Untersuchter Text:

--

Bezüglich des erforderlichen Umfanges der in rechtmäßiger Weise jedenfalls im Rahmen des Eilverfahrens zu gewährenden Eingliederungshilfeleistungen ist der Antrag des Antragstellers nicht beziffert worden.

Das erkennende Gericht legt in entsprechender Anwendung des § 92 Sozialgerichtsgesetz (SGG) das Begehren des Antragstellers daher dahingehend aus, dass ein erforderlicher Umfang der Eingliederungshilfeleistungen begehrt wird und der Umfang in das Ermessen des Gerichts gestellt wird. Dies ist rechtlich zulässig. Bezüglich dieses objektiv erforderlichen Umfangs schätzt das erkennende Gericht entsprechend § 202 SGG i.V.m. § 287 der Zivilprozessordnung einen Hilfebedarf von höchstens drei Stunden tatsächlicher Hilfe pro Woche. Diese Schätzung begründet das Gericht im Sinne der gesetzlichen Regelungen damit, dass regelmäßig zwei Mal pro Woche in lokaler Presse Wohnungsangebote veröffentlicht werden und diese innerhalb von jeweils einer Stunde gesichtet und bewertet werden können, sowie ein Erstkontakt mit potentiellen Vermietern aufgenommen werden kann. Weiter erkennt das Gericht, dass ein wöchentlicher Zeitrahmen von einer weiteren Stunde pro Woche im Monatsdurchschnitt für Besichtigungen von Wohnungen und Vertragsgespräche ausreichend ist. Bezüglich der zeitlichen Wirkung der getroffenen Entscheidung schätzt das Gericht ebenfalls in entsprechender Anwendung des § 202 SGG i.V.m. § 287 ZPO, dass bis zum Ende des Monats Mai 2017 eine vom Antragsteller bewohnbare Wohnung gefunden sein kann.

Aspekte der eventuell weiter erforderlichen ambulanten Hilfen für den Antragsteller sind in Anbetracht des hier alleine zu bewertenden Streitgegenstandes durch das Gericht nicht zu erörtern. (s.o.) Das Gericht hat aus dem Akteninhalt und dem Vorbringen der Beteiligten keinerlei Anhaltspunkt dafür, dass der Antragsteller über Vermögen oder Einkünfte verfügt, die einer Bewilligung der Leistungen der Eingliederungshilfe im tenorierten Umfange entgegen ständen. Vielmehr erkennt das Gericht, dass keine Vermögensgegenstände des Antragstellers vorhanden sein können. Von daher bedarf es auch keiner weiteren Erwägungen zu der Frage, inwieweit die vom Antragsteller begehrten Leistungen kostenbeitragsprivilegiert wären.

--

Bereitgestellte Zeilen:
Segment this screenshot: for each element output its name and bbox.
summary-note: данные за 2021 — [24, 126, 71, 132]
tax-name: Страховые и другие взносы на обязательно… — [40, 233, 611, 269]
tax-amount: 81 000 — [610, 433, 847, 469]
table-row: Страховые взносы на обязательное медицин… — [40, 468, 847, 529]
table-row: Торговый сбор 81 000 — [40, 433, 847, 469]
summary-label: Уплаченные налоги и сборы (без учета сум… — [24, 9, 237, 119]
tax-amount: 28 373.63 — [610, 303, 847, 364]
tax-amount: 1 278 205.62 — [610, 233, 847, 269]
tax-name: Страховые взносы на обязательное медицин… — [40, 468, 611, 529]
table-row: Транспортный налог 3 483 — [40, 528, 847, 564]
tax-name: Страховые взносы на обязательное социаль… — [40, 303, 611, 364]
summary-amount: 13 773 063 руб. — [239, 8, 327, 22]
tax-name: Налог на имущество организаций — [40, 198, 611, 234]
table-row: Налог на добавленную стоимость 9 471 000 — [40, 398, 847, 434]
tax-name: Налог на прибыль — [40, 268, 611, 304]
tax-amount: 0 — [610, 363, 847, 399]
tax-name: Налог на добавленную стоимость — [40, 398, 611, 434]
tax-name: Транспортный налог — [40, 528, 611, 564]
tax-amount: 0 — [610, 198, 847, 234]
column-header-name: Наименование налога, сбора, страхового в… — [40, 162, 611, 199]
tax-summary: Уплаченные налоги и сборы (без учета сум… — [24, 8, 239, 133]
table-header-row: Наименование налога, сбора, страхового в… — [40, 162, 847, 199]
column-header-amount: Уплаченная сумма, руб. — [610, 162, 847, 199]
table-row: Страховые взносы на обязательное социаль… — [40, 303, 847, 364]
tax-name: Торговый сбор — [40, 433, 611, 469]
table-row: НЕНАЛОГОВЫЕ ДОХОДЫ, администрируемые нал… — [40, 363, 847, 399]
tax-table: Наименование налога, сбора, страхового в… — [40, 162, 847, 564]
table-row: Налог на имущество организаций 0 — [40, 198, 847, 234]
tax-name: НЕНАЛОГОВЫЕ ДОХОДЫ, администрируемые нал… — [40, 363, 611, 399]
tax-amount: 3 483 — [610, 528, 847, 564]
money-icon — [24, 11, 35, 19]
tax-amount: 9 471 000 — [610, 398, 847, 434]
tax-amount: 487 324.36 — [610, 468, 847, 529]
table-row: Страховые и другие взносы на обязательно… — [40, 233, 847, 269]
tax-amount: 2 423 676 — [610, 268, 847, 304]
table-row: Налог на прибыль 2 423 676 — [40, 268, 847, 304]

--

Aufgabenstellung: Auf welchen wöchentlichen Hilfebedarf schätzt das Gericht im Text zur Eingliederungshilfe den objektiv erforderlichen Umfang höchstens? Die Zeilen stammen aus einer anderen Quelle als der Text.

Ergebnis: Auf höchstens drei Stunden tatsächlicher Hilfe pro Woche.